Task directions:
Copy out the lines starting at the one containing "Decompose this screenshot" and ending with the one containing "affiliations [93,262,675,313]", both included. Leave the pictures out.

Records for this exercise:
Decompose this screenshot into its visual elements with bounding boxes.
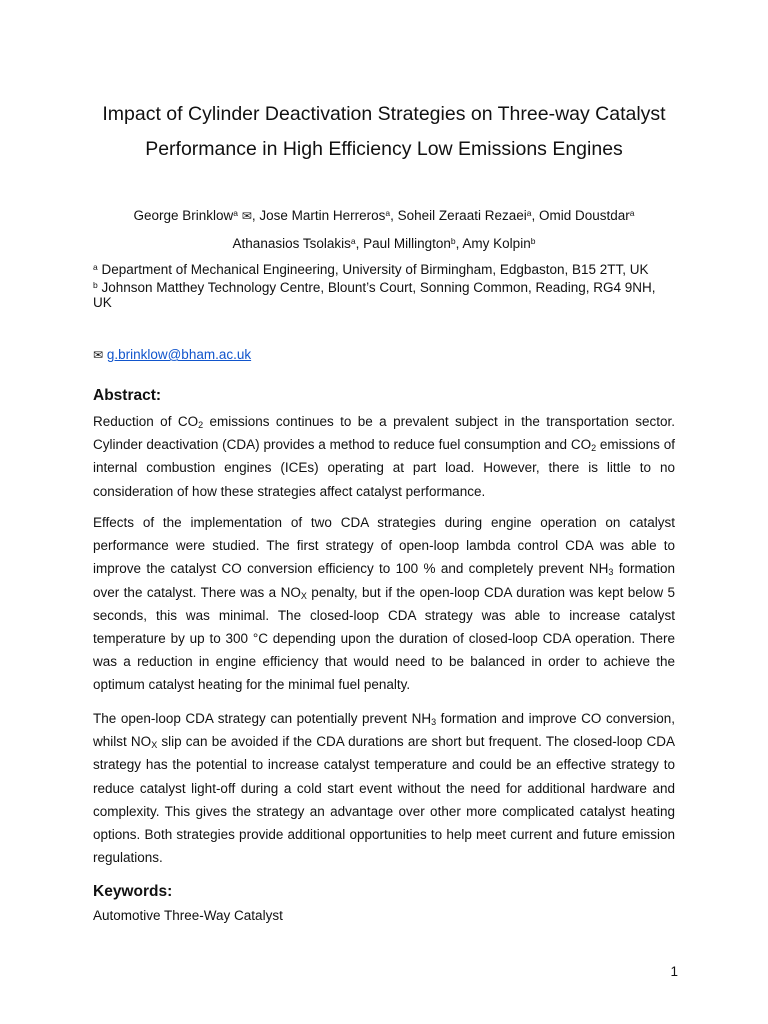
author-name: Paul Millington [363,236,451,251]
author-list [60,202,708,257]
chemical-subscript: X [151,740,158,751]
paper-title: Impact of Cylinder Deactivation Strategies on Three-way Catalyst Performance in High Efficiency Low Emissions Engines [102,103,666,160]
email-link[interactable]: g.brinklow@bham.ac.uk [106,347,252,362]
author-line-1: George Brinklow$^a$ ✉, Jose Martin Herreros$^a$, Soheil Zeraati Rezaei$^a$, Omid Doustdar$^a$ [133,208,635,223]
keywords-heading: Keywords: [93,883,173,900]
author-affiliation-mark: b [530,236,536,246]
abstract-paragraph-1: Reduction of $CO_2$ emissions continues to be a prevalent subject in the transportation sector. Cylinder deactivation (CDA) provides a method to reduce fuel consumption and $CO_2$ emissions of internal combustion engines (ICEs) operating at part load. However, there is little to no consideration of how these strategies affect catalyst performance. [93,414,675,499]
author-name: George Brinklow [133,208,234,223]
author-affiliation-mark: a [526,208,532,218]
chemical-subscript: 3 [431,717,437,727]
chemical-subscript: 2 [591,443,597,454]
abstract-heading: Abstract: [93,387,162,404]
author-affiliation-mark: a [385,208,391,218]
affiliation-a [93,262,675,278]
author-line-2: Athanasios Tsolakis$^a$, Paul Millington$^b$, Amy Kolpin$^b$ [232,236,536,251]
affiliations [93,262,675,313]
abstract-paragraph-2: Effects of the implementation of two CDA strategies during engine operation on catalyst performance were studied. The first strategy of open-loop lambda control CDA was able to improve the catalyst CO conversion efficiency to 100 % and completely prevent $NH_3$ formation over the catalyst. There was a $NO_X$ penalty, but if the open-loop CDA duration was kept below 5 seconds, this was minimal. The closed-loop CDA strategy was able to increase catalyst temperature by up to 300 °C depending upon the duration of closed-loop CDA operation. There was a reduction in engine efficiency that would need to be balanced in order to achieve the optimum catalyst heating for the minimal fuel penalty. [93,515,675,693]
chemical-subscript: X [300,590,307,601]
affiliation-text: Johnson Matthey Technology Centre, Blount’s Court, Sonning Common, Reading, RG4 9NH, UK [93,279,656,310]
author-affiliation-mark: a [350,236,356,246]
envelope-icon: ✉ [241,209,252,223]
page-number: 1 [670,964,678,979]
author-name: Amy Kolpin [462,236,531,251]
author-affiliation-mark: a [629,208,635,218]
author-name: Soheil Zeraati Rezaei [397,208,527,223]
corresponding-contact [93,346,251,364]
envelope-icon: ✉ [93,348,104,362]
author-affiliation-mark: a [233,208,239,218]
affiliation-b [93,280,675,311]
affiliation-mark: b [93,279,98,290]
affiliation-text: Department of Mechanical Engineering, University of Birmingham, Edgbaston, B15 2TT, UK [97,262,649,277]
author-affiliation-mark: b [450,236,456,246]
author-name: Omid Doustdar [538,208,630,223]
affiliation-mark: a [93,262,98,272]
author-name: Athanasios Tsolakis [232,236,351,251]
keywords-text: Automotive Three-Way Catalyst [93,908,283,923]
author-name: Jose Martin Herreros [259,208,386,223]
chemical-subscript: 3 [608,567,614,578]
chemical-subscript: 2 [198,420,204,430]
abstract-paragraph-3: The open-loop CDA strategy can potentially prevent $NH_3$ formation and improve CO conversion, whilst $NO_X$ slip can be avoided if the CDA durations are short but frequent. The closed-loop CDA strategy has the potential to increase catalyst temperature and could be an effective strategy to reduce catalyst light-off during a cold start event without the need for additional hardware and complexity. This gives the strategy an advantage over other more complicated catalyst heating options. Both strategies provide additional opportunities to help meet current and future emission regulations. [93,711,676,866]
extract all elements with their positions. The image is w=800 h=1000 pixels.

--

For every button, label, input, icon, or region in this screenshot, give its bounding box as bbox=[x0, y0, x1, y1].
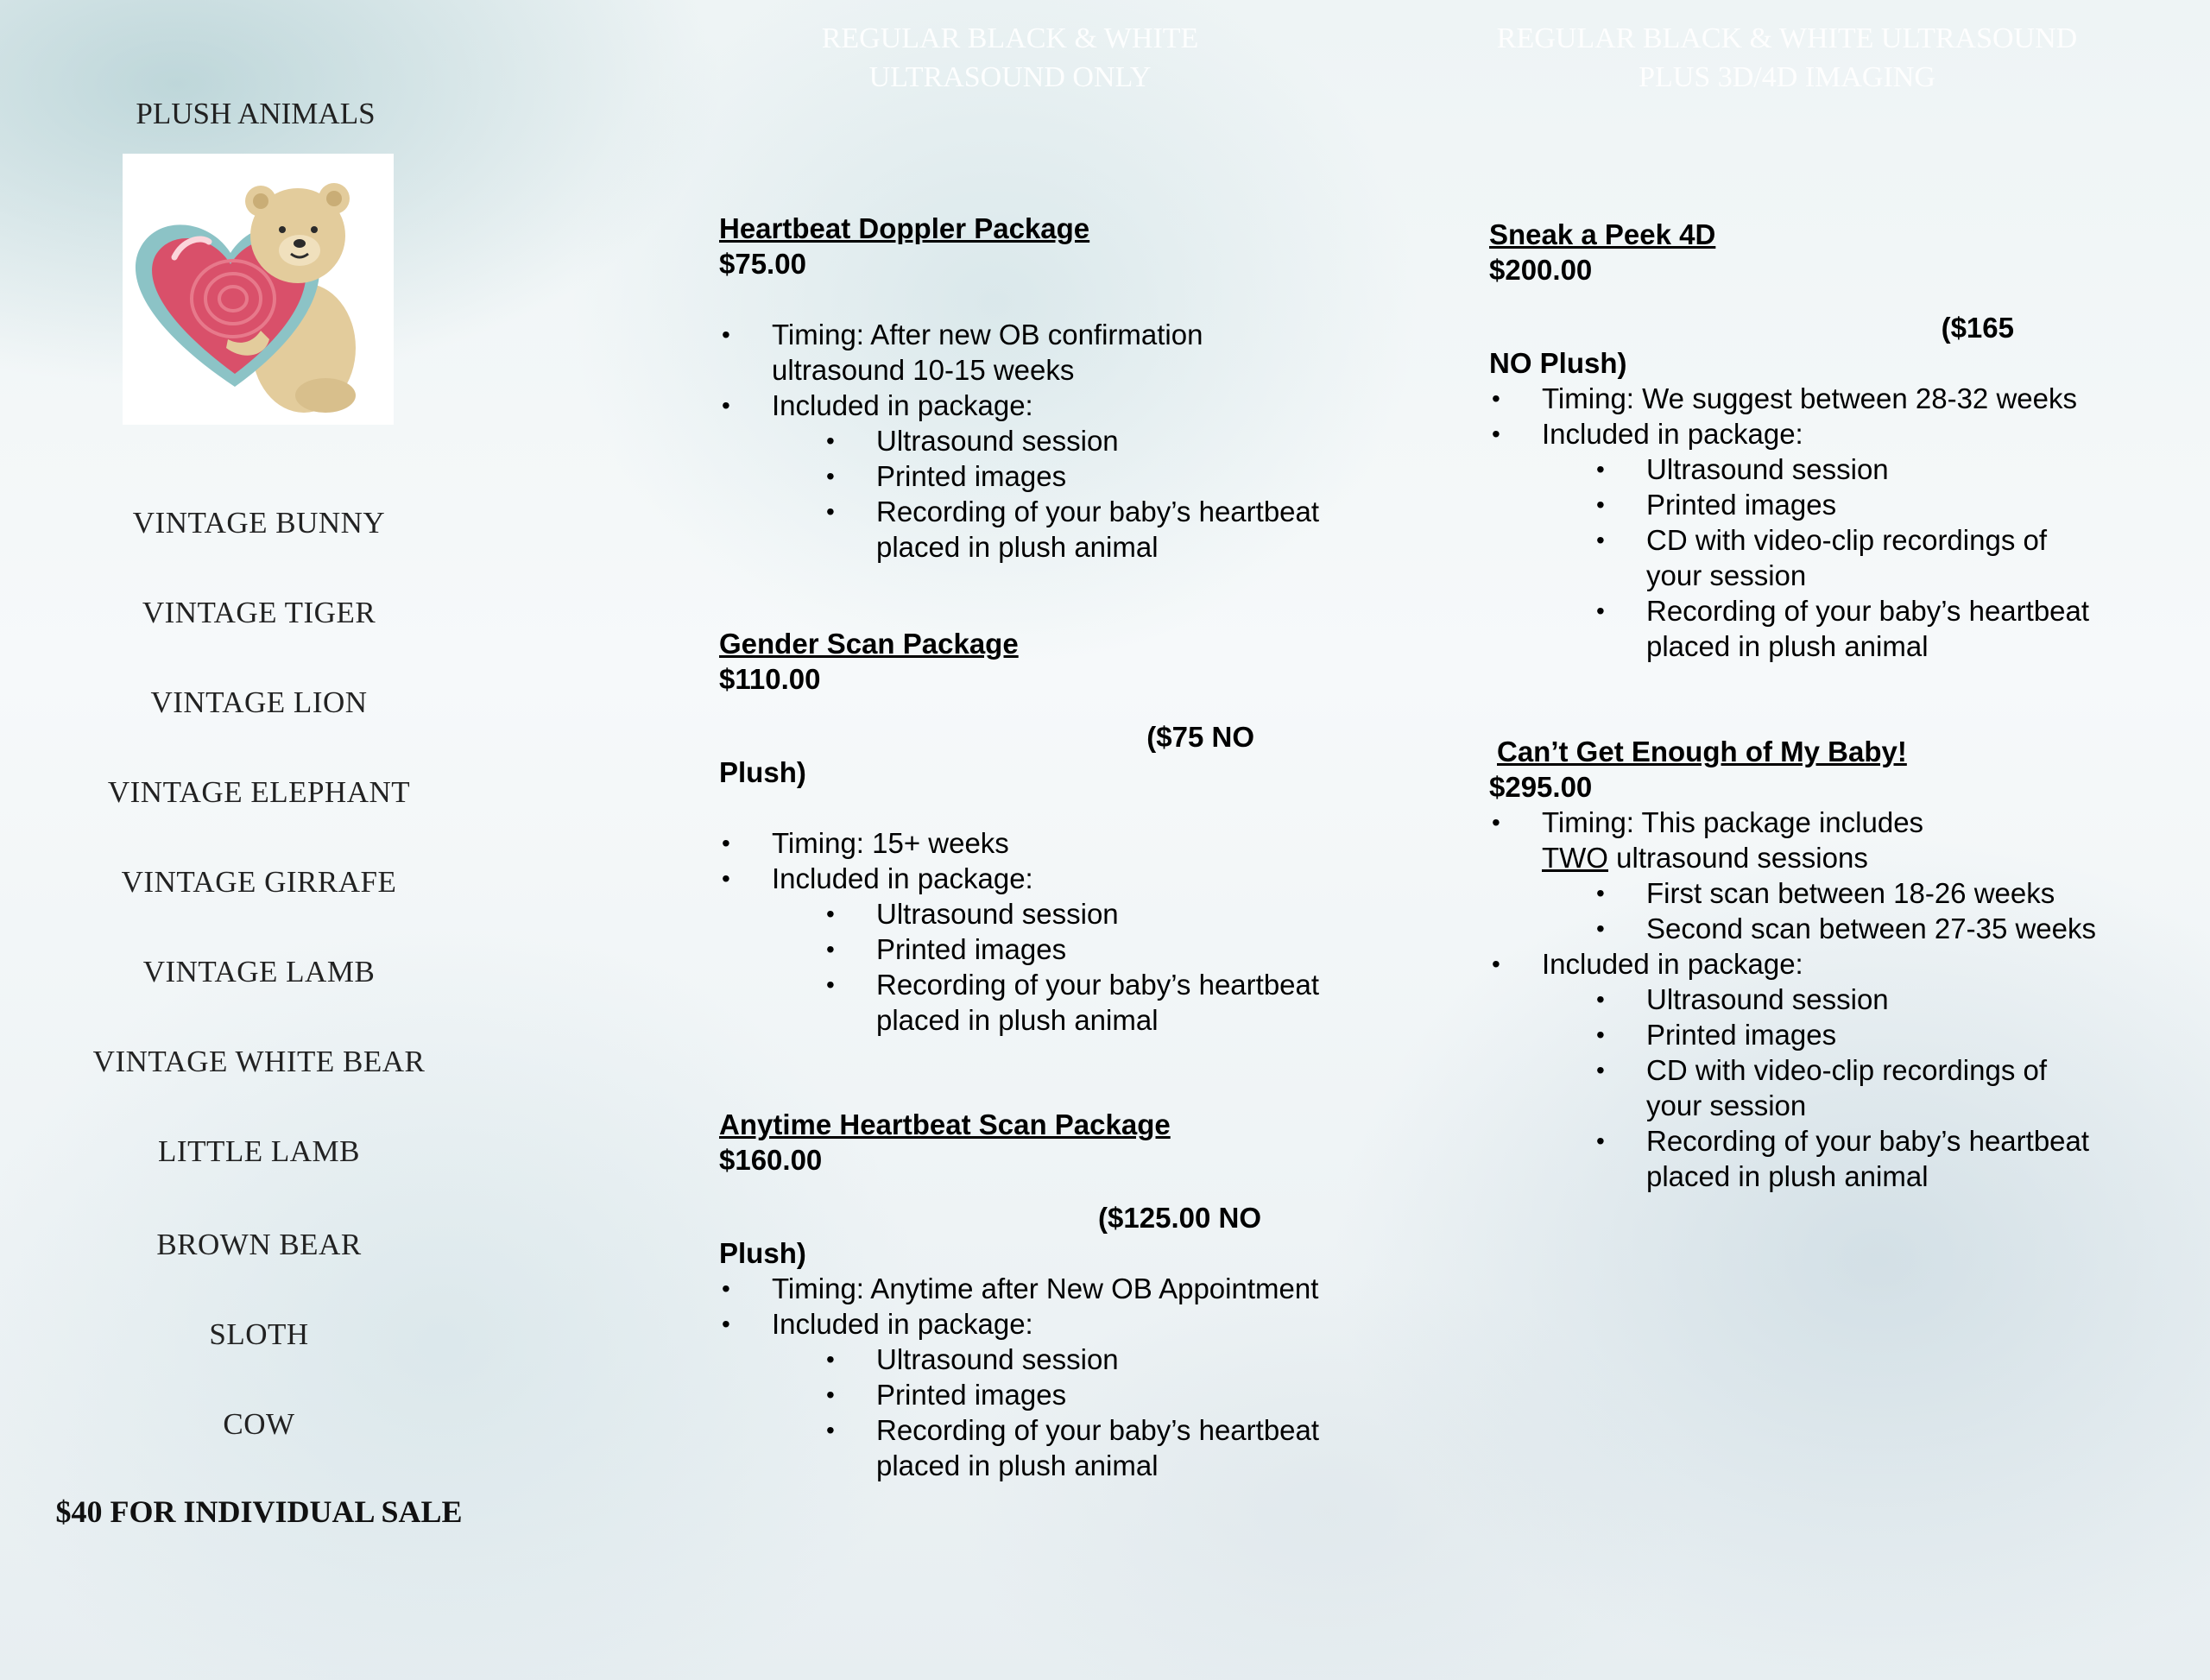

Result for this exercise:
Decompose this screenshot into its visual elements with bounding boxes.
author-name: Paul Millington [363,236,451,251]
author-list [60,202,708,257]
chemical-subscript: X [151,740,158,751]
paper-title: Impact of Cylinder Deactivation Strategies on Three-way Catalyst Performance in High Efficiency Low Emissions Engines [102,103,666,160]
email-link[interactable]: g.brinklow@bham.ac.uk [106,347,252,362]
author-line-1: George Brinklow$^a$ ✉, Jose Martin Herreros$^a$, Soheil Zeraati Rezaei$^a$, Omid Doustdar$^a$ [133,208,635,223]
keywords-heading: Keywords: [93,883,173,900]
author-affiliation-mark: b [530,236,536,246]
abstract-paragraph-1: Reduction of $CO_2$ emissions continues to be a prevalent subject in the transportation sector. Cylinder deactivation (CDA) provides a method to reduce fuel consumption and $CO_2$ emissions of internal combustion engines (ICEs) operating at part load. However, there is little to no consideration of how these strategies affect catalyst performance. [93,414,675,499]
author-name: George Brinklow [133,208,234,223]
author-affiliation-mark: a [526,208,532,218]
chemical-subscript: 3 [431,717,437,727]
chemical-subscript: 2 [591,443,597,454]
abstract-heading: Abstract: [93,387,162,404]
author-affiliation-mark: a [385,208,391,218]
affiliation-a [93,262,675,278]
author-line-2: Athanasios Tsolakis$^a$, Paul Millington$^b$, Amy Kolpin$^b$ [232,236,536,251]
affiliations [93,262,675,313]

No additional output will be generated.